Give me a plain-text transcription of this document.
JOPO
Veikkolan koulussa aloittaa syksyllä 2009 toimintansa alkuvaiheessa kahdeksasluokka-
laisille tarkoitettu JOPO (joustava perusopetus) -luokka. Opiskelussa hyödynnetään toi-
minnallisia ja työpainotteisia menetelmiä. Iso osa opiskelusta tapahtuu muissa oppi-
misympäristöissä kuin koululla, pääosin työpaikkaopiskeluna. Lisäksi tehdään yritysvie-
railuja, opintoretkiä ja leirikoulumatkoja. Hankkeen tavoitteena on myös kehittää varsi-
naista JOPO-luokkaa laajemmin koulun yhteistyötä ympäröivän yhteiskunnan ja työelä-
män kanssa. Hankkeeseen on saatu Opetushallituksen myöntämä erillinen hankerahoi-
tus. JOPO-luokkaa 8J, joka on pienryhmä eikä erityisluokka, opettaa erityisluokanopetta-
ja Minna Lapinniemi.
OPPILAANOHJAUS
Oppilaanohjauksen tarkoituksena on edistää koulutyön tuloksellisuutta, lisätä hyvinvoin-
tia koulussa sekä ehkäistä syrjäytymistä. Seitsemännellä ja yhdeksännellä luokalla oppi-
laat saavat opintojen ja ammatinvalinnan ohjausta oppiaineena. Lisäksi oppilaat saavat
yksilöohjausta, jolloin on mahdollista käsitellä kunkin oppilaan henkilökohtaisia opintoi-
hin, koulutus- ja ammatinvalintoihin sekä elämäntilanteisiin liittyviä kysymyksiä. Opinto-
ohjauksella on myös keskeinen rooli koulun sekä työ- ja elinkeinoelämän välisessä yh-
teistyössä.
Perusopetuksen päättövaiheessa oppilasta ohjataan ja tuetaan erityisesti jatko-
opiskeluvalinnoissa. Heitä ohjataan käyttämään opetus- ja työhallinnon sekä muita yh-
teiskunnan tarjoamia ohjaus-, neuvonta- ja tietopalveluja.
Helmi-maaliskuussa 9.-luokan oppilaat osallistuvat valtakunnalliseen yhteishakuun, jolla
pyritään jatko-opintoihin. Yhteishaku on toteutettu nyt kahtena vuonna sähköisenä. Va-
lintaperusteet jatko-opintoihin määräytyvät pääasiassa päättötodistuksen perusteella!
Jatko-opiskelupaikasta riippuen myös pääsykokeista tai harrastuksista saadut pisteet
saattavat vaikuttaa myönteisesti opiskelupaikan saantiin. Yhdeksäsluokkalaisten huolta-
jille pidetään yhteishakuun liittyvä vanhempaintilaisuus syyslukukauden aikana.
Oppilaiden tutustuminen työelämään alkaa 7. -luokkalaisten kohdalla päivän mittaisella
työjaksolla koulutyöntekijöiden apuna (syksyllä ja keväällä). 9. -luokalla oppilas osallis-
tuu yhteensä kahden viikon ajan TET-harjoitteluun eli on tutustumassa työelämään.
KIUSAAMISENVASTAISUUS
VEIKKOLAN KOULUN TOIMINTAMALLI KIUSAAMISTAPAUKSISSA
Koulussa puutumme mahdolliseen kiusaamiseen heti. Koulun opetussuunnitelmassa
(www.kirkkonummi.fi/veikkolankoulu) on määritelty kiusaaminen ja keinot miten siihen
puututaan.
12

====

§ Given problem:
Repeat each record in full; every line must match exactly.

§ Response below:
Give me a plain-text transcription of this document.
JOPO
Veikkolan koulussa aloittaa syksyllä 2009 toimintansa alkuvaiheessa kahdeksasluokka-
laisille tarkoitettu JOPO (joustava perusopetus) -luokka. Opiskelussa hyödynnetään toi-
minnallisia ja työpainotteisia menetelmiä. Iso osa opiskelusta tapahtuu muissa oppi-
misympäristöissä kuin koululla, pääosin työpaikkaopiskeluna. Lisäksi tehdään yritysvie-
railuja, opintoretkiä ja leirikoulumatkoja. Hankkeen tavoitteena on myös kehittää varsi-
naista JOPO-luokkaa laajemmin koulun yhteistyötä ympäröivän yhteiskunnan ja työelä-
män kanssa. Hankkeeseen on saatu Opetushallituksen myöntämä erillinen hankerahoi-
tus. JOPO-luokkaa 8J, joka on pienryhmä eikä erityisluokka, opettaa erityisluokanopetta-
ja Minna Lapinniemi.
OPPILAANOHJAUS
Oppilaanohjauksen tarkoituksena on edistää koulutyön tuloksellisuutta, lisätä hyvinvoin-
tia koulussa sekä ehkäistä syrjäytymistä. Seitsemännellä ja yhdeksännellä luokalla oppi-
laat saavat opintojen ja ammatinvalinnan ohjausta oppiaineena. Lisäksi oppilaat saavat
yksilöohjausta, jolloin on mahdollista käsitellä kunkin oppilaan henkilökohtaisia opintoi-
hin, koulutus- ja ammatinvalintoihin sekä elämäntilanteisiin liittyviä kysymyksiä. Opinto-
ohjauksella on myös keskeinen rooli koulun sekä työ- ja elinkeinoelämän välisessä yh-
teistyössä.
Perusopetuksen päättövaiheessa oppilasta ohjataan ja tuetaan erityisesti jatko-
opiskeluvalinnoissa. Heitä ohjataan käyttämään opetus- ja työhallinnon sekä muita yh-
teiskunnan tarjoamia ohjaus-, neuvonta- ja tietopalveluja.
Helmi-maaliskuussa 9.-luokan oppilaat osallistuvat valtakunnalliseen yhteishakuun, jolla
pyritään jatko-opintoihin. Yhteishaku on toteutettu nyt kahtena vuonna sähköisenä. Va-
lintaperusteet jatko-opintoihin määräytyvät pääasiassa päättötodistuksen perusteella!
Jatko-opiskelupaikasta riippuen myös pääsykokeista tai harrastuksista saadut pisteet
saattavat vaikuttaa myönteisesti opiskelupaikan saantiin. Yhdeksäsluokkalaisten huolta-
jille pidetään yhteishakuun liittyvä vanhempaintilaisuus syyslukukauden aikana.
Oppilaiden tutustuminen työelämään alkaa 7. -luokkalaisten kohdalla päivän mittaisella
työjaksolla koulutyöntekijöiden apuna (syksyllä ja keväällä). 9. -luokalla oppilas osallis-
tuu yhteensä kahden viikon ajan TET-harjoitteluun eli on tutustumassa työelämään.
KIUSAAMISENVASTAISUUS
VEIKKOLAN KOULUN TOIMINTAMALLI KIUSAAMISTAPAUKSISSA
Koulussa puutumme mahdolliseen kiusaamiseen heti. Koulun opetussuunnitelmassa
(www.kirkkonummi.fi/veikkolankoulu) on määritelty kiusaaminen ja keinot miten siihen
puututaan.
12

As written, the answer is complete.